» **Work to do**
Look for the string "type" in the lines and copy each line that has it.
--- Begin Records to use ---
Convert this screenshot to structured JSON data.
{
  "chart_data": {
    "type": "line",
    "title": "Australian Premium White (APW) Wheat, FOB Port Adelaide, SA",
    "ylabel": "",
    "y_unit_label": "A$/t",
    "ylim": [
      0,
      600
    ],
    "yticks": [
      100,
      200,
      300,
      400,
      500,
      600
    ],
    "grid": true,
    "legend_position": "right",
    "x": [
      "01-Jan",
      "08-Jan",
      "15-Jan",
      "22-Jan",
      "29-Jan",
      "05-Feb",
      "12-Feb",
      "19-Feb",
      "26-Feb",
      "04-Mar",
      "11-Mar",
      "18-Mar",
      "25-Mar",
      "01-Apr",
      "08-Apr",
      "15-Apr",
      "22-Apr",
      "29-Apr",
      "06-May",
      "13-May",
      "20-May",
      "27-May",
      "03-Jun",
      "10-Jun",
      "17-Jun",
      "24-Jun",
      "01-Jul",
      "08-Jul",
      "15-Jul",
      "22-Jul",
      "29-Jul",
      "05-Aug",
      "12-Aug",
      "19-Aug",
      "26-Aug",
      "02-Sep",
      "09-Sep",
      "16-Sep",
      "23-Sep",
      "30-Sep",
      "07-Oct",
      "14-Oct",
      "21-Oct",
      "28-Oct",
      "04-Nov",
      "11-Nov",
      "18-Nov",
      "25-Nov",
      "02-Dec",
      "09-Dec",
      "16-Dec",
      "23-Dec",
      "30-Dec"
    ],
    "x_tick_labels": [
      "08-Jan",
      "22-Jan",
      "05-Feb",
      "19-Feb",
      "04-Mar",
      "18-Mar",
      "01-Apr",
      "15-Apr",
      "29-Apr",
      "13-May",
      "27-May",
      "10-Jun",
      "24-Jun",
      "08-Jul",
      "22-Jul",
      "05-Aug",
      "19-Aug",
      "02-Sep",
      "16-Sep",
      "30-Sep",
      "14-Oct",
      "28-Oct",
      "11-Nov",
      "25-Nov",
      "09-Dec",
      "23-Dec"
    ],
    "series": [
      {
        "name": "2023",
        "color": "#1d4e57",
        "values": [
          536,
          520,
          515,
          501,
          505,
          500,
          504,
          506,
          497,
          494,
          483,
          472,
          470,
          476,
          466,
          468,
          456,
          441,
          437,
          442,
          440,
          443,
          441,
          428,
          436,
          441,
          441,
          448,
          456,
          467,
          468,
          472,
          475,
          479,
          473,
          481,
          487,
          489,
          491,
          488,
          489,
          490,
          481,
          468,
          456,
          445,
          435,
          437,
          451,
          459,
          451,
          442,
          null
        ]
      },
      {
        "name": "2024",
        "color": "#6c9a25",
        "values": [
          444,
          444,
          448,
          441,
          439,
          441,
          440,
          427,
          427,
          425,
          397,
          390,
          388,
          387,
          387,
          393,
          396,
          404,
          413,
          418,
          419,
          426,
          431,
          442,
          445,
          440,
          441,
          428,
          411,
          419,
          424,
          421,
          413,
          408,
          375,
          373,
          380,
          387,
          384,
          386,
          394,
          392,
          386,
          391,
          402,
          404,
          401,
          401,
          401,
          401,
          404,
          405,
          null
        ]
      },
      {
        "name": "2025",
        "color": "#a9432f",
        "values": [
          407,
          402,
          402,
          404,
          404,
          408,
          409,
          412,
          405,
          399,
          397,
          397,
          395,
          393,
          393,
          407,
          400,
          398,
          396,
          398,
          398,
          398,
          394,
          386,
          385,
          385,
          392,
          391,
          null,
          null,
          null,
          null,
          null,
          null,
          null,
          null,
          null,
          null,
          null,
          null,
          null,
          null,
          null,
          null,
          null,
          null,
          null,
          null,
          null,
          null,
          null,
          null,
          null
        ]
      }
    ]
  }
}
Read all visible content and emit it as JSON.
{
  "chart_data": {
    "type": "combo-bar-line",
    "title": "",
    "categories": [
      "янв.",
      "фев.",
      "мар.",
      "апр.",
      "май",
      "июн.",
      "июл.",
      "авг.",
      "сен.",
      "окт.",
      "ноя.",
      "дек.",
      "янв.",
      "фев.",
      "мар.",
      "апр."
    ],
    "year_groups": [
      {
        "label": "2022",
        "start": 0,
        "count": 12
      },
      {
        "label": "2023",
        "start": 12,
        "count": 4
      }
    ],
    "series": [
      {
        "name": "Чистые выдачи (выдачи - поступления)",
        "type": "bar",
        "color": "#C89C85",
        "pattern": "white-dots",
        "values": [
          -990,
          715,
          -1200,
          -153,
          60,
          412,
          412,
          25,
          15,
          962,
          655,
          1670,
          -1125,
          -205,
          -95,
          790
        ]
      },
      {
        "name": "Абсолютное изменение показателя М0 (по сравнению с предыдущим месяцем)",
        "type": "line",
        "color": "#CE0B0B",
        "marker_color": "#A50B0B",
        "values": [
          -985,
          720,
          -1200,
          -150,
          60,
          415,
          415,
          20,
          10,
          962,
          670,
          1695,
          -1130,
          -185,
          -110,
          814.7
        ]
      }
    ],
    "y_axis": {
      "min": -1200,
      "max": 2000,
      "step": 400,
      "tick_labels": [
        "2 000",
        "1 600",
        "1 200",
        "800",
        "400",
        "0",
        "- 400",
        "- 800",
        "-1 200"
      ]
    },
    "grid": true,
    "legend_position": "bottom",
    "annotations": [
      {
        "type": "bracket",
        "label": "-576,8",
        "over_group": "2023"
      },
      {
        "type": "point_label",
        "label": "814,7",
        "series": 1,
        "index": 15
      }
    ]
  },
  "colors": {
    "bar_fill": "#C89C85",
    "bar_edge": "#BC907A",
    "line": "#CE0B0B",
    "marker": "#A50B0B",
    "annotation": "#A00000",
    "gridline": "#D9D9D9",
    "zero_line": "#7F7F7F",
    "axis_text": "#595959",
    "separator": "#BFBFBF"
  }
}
--- End Records to use ---
» **Response**
    "type": "line",
    "type": "combo-bar-line",
        "type": "bar",
        "type": "line",
        "type": "bracket",
        "type": "point_label",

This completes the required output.